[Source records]

· · · · · · ·

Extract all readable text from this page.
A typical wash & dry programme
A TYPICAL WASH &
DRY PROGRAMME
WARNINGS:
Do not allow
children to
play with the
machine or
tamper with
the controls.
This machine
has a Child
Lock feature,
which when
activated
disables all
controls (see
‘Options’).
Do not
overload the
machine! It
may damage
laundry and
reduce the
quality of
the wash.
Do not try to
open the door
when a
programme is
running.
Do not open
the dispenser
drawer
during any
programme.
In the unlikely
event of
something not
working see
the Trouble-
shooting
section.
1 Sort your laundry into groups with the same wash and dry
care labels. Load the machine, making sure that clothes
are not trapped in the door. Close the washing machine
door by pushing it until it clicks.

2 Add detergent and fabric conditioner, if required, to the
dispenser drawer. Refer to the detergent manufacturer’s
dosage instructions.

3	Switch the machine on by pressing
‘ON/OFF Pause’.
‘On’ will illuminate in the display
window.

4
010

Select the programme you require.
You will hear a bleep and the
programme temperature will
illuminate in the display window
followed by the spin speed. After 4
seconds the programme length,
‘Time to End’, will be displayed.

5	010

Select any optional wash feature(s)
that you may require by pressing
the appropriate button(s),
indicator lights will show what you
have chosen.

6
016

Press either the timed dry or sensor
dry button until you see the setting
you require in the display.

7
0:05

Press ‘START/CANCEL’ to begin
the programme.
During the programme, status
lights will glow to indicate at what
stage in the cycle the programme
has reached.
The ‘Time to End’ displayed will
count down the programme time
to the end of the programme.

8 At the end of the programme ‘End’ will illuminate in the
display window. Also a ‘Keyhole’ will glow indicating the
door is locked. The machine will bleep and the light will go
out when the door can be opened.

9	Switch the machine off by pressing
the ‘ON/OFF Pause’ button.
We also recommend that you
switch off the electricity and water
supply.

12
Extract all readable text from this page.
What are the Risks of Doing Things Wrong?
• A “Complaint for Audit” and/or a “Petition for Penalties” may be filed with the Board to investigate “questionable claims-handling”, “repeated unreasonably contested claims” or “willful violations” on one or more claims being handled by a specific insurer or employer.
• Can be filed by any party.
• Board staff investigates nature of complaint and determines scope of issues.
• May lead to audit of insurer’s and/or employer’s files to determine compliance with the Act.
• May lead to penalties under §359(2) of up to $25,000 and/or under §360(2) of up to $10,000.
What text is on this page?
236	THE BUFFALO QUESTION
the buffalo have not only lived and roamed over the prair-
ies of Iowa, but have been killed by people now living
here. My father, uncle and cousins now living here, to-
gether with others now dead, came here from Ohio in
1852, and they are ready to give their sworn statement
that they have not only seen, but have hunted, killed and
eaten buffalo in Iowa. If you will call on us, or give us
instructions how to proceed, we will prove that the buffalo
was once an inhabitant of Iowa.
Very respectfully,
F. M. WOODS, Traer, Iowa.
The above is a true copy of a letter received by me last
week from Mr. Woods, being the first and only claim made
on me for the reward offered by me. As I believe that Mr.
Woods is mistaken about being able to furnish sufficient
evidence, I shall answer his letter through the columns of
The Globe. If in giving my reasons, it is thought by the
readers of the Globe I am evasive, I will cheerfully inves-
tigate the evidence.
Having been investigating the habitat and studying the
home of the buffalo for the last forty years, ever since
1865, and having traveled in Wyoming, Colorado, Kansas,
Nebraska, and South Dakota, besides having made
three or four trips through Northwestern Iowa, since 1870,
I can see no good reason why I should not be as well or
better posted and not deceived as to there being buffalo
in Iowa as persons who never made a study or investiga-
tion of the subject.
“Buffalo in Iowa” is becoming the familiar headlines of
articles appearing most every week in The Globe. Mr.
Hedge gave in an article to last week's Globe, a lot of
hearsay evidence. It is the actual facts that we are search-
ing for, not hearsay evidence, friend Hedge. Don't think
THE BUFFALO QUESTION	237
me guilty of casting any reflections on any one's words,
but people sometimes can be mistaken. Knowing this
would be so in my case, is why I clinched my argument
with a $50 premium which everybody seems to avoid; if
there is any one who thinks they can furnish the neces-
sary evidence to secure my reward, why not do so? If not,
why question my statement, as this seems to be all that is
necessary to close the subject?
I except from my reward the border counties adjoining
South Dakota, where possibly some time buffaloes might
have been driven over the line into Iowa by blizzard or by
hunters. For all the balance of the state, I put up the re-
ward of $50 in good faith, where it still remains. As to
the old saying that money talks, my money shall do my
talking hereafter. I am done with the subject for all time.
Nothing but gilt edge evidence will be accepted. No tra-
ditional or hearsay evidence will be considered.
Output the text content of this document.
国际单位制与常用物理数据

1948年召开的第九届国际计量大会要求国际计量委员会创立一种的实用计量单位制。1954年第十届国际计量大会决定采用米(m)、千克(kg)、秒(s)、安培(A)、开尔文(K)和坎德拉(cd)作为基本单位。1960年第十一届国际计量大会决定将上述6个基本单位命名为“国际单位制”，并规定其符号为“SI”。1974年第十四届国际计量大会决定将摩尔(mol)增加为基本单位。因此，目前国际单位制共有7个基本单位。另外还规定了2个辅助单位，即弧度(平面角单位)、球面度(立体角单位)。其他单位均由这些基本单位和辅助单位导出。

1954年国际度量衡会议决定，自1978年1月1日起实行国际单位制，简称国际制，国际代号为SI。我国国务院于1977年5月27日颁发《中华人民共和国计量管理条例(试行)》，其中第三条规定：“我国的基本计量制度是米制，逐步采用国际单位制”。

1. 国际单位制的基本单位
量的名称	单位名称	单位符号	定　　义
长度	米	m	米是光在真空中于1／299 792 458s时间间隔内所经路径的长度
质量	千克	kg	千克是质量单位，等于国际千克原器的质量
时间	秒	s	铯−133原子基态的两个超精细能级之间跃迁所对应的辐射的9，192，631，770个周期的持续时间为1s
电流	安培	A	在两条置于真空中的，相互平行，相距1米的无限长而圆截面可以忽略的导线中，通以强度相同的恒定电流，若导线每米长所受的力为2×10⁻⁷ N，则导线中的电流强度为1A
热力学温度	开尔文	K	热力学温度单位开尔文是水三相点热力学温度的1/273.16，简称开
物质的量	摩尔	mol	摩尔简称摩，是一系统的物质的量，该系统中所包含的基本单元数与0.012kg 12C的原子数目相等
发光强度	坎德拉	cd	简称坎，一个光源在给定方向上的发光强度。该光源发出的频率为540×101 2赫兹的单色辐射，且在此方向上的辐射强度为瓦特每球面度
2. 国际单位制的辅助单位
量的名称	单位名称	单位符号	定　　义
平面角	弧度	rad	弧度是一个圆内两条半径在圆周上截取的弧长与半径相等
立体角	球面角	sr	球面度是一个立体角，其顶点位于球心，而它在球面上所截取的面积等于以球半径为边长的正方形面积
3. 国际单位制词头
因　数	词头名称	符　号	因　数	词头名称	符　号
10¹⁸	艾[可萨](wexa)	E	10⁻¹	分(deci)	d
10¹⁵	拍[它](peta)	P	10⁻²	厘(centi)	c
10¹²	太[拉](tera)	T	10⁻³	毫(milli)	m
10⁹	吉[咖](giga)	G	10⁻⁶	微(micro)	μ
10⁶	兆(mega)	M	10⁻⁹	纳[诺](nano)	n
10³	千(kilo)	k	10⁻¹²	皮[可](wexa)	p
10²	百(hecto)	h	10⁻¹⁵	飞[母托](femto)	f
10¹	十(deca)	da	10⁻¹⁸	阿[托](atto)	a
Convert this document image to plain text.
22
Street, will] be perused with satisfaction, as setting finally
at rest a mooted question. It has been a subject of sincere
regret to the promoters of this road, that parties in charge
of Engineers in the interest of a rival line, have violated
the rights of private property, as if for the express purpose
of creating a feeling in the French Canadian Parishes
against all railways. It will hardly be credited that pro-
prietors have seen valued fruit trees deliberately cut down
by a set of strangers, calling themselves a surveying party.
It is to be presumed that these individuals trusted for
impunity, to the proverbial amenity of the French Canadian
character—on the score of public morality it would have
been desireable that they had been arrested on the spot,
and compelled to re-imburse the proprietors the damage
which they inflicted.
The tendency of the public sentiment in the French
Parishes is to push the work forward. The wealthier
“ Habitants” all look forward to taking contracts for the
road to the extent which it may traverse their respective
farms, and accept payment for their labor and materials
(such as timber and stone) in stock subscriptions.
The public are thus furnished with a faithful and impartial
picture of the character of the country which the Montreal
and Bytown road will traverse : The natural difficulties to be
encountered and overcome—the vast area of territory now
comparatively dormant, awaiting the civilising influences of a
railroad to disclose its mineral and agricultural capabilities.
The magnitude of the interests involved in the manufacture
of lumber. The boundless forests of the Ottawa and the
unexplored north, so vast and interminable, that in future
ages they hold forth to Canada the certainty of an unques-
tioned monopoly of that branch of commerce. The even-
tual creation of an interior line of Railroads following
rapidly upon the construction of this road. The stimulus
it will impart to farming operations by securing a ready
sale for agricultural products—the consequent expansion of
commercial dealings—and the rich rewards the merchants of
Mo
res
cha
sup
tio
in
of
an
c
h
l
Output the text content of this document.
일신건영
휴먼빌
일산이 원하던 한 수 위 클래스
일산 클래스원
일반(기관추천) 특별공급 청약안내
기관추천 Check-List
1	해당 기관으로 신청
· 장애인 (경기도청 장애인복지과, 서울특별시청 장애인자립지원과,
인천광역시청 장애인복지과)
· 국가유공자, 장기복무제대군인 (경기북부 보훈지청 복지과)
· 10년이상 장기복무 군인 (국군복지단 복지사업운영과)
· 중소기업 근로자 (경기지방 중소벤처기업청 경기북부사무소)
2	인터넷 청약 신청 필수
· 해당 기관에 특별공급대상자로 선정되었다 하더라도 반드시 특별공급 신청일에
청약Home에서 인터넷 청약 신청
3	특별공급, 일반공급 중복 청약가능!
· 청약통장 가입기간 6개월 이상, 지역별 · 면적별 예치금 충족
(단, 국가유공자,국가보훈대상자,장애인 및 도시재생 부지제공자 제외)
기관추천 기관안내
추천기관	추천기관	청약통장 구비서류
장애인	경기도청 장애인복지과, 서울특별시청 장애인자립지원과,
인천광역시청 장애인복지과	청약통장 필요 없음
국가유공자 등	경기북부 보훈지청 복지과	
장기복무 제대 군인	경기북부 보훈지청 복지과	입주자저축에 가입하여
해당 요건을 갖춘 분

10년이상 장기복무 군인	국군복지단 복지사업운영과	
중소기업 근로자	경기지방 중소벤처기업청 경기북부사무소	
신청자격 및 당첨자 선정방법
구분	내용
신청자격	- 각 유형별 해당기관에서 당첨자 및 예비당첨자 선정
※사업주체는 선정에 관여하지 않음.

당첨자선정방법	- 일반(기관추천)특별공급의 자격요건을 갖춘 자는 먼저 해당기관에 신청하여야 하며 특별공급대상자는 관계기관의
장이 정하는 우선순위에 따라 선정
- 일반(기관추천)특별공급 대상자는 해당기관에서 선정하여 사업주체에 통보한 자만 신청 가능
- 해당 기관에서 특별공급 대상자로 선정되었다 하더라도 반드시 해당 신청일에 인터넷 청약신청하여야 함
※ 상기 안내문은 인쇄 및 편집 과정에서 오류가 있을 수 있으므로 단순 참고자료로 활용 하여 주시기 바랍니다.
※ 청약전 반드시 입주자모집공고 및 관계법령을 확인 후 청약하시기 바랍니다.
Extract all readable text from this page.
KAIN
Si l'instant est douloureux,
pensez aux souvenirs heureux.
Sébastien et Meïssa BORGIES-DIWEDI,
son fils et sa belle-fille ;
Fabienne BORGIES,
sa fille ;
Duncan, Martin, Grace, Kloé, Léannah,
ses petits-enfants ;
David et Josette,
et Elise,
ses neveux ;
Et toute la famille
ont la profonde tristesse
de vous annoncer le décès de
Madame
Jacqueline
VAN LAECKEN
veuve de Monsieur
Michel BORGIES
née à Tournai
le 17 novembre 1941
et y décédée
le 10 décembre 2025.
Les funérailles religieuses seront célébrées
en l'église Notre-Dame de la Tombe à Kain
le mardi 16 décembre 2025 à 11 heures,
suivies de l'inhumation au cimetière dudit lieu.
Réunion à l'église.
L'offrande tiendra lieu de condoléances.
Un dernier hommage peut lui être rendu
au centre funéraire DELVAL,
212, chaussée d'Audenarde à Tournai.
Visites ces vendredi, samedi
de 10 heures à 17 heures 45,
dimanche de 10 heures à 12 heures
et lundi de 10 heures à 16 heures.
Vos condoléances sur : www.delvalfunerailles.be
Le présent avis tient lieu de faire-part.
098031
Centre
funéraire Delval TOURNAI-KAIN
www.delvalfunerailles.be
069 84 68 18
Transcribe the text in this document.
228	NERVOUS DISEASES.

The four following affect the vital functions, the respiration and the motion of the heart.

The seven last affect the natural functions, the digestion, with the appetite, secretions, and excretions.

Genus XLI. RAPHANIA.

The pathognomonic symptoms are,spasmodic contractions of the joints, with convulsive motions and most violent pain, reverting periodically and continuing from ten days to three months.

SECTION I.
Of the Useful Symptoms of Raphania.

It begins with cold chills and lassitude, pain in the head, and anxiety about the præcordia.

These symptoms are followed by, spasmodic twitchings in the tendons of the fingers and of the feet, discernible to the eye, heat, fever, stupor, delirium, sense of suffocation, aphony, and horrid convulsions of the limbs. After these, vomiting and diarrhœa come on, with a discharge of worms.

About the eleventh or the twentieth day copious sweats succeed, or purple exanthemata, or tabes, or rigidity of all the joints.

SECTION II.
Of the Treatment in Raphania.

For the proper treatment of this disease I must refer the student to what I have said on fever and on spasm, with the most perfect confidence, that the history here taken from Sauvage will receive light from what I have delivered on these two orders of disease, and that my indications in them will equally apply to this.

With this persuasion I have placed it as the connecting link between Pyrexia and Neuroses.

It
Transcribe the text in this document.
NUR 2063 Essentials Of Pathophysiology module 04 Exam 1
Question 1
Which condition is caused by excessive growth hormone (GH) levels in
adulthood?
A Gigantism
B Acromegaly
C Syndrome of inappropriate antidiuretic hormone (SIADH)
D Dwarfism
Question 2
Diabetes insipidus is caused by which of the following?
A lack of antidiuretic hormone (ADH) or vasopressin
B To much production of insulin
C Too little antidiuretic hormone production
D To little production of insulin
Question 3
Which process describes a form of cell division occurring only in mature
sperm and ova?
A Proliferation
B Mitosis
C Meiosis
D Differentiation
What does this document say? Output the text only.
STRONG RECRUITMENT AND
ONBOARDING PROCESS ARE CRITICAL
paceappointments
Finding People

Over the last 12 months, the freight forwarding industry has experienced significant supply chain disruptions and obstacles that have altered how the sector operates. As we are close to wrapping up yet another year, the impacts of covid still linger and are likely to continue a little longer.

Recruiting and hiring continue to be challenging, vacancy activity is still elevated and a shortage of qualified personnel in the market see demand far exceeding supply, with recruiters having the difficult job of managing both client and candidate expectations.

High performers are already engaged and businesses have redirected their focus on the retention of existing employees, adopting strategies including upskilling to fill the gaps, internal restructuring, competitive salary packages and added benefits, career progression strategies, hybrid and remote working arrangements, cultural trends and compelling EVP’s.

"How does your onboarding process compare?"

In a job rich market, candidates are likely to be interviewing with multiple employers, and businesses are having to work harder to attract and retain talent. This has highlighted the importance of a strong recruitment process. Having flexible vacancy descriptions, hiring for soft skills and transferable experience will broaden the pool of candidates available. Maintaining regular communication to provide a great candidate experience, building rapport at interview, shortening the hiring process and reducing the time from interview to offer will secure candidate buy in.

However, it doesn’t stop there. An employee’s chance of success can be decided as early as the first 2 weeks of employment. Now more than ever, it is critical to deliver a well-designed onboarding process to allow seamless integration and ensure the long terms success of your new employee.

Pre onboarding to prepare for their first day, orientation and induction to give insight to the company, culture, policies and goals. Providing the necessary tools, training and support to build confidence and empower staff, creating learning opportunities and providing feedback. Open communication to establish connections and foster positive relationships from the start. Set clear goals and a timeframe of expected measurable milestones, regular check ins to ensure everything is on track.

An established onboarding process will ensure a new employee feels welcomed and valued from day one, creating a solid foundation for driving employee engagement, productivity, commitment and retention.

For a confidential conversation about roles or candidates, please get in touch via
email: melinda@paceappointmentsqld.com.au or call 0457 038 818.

· · · · · · ·

Extract every line above that contains the word "been".

ies of Iowa, but have been killed by people now living
Having been investigating the habitat and studying the
have been driven over the line into Iowa by blizzard or by
at rest a mooted question. It has been a subject of sincere
been desireable that they had been arrested on the spot,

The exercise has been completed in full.